- Goal of the exercise:
Below are the records; locate each line with the word "this" and copy it.

________________________

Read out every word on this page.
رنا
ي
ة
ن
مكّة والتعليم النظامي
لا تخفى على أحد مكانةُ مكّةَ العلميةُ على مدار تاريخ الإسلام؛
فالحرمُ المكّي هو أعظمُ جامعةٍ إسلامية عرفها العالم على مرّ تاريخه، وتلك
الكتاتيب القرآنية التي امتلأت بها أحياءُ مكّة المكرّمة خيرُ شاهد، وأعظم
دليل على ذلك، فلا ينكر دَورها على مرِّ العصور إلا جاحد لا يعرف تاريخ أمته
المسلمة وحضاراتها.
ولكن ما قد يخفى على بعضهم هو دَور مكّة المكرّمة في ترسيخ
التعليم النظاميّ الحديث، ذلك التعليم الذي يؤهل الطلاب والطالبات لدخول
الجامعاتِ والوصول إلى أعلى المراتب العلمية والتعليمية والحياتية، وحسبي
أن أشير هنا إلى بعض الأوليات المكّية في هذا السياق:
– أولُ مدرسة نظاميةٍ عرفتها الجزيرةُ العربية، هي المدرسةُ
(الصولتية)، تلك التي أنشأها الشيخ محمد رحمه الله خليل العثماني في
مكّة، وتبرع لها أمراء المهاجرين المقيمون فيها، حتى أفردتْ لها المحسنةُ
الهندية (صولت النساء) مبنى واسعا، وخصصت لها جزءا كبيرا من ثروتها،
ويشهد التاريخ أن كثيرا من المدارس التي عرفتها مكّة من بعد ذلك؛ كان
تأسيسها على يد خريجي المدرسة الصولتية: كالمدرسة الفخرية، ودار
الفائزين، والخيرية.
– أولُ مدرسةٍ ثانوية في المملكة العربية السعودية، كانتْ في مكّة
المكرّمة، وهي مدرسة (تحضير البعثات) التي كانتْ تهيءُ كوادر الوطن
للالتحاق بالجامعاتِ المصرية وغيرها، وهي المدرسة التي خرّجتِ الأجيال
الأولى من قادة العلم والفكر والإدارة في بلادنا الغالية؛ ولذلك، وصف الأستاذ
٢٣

________________________

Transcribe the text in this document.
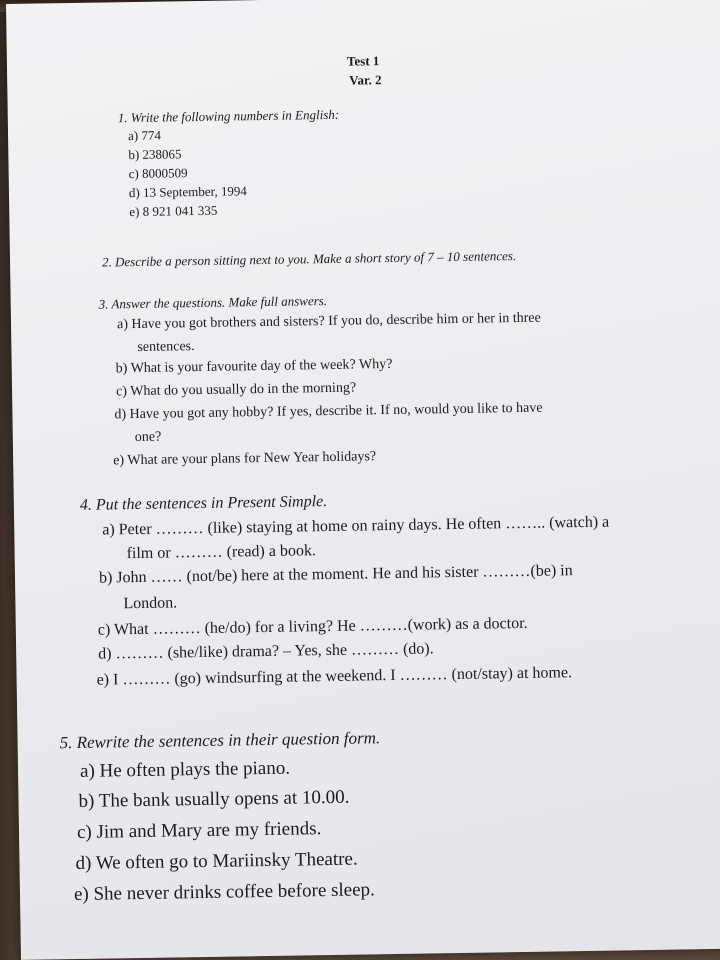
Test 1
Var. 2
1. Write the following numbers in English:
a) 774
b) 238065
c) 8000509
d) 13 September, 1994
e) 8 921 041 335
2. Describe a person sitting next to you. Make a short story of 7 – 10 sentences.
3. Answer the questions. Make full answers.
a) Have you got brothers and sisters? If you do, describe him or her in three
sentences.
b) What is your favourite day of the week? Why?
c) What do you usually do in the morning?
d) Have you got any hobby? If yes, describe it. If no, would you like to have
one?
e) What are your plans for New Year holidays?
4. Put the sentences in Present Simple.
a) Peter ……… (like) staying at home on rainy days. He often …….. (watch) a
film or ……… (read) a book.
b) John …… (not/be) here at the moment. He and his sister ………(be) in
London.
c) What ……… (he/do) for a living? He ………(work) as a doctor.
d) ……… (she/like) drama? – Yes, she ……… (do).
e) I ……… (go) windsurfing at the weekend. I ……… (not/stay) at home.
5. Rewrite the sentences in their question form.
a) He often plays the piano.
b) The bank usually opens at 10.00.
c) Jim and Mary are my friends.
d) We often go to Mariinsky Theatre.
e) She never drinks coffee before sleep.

________________________

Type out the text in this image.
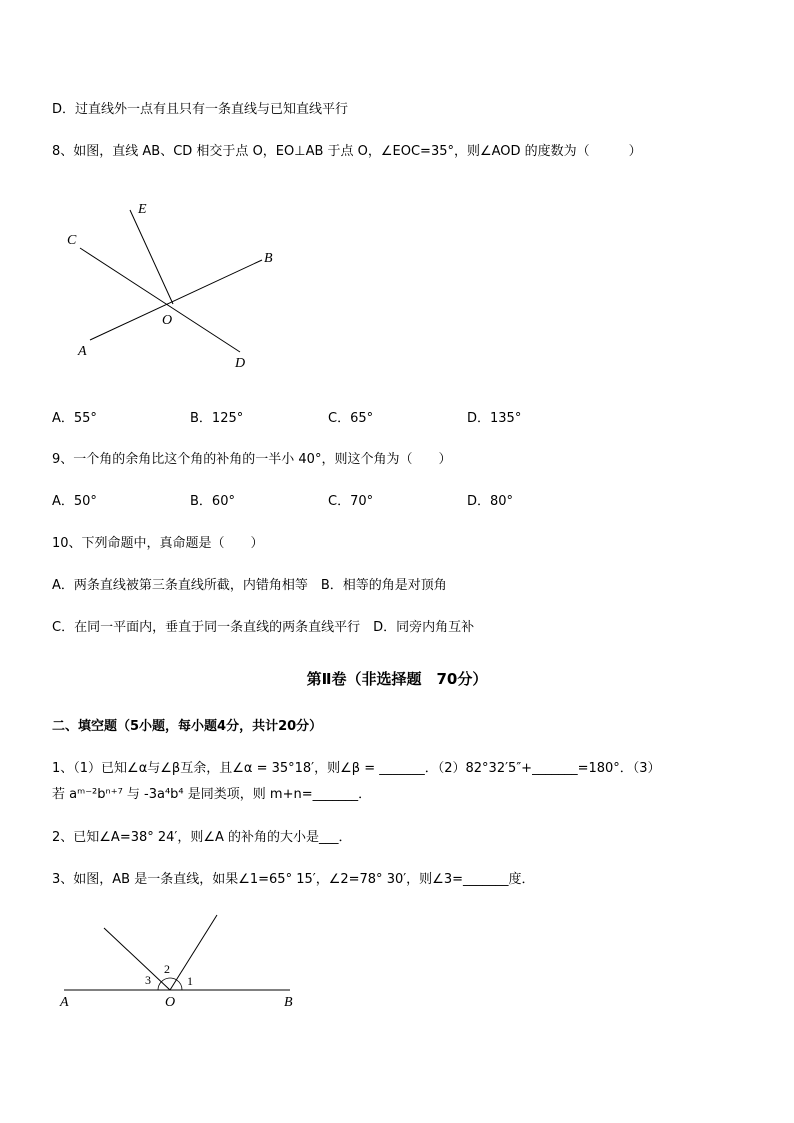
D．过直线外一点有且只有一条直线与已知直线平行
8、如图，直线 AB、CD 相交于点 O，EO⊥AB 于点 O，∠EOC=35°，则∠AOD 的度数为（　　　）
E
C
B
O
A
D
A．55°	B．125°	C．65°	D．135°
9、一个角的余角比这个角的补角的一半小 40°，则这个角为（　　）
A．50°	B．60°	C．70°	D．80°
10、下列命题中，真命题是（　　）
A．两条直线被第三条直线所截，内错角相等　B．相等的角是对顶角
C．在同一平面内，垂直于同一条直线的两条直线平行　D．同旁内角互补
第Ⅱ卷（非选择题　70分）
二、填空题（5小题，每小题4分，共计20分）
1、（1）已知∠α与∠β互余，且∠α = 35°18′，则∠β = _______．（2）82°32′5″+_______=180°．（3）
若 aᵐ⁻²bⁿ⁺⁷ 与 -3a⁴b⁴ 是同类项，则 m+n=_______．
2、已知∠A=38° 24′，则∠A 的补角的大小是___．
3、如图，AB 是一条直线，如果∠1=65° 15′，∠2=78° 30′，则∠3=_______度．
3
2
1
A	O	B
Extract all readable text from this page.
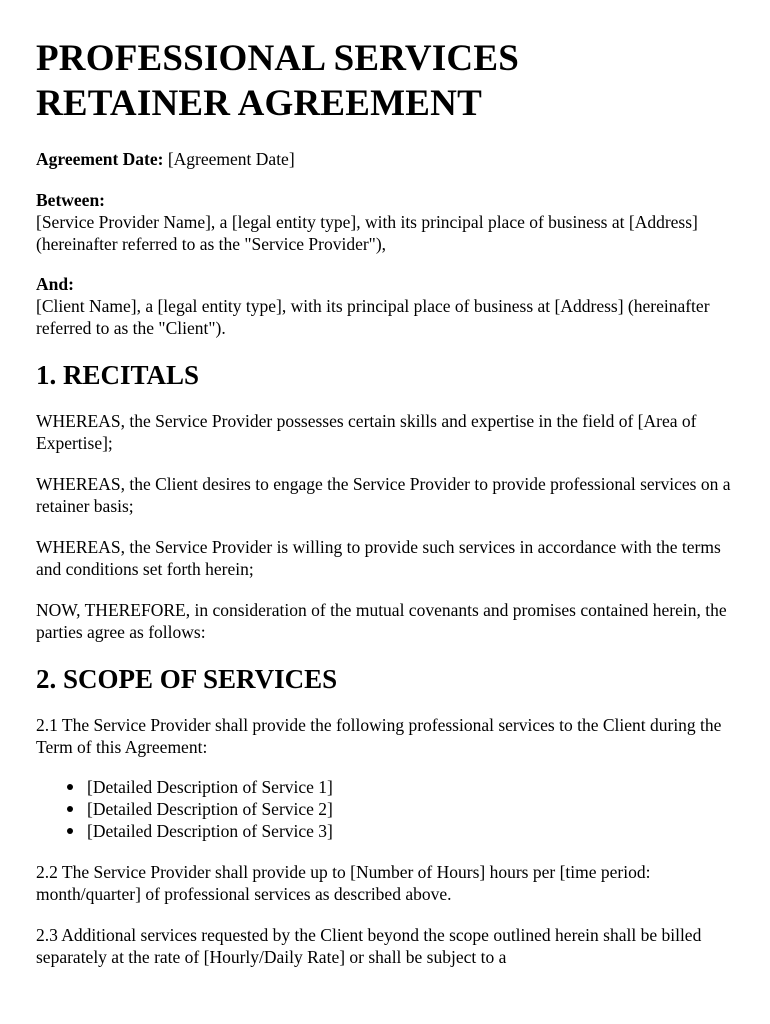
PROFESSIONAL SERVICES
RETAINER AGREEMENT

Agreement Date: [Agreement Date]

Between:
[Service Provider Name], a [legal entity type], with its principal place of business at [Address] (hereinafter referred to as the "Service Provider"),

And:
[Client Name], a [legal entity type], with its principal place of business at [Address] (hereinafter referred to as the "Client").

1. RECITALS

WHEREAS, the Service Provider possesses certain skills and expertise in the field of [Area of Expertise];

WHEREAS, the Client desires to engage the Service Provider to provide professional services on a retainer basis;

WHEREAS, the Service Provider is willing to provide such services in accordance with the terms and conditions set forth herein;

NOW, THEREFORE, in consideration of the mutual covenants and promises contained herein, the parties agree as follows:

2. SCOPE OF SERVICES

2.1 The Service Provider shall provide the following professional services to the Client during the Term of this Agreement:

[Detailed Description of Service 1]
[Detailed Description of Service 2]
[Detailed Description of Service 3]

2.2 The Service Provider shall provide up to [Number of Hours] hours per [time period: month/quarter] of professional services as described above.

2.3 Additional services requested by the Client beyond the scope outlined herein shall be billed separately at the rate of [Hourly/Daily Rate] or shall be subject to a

________________________

- Finished task:
Read out every word on this page.
Transcribe the text in this document.
Type out the text in this image.
Extract all readable text from this page.
2.1 The Service Provider shall provide the following professional services to the Client during the Term of this Agreement:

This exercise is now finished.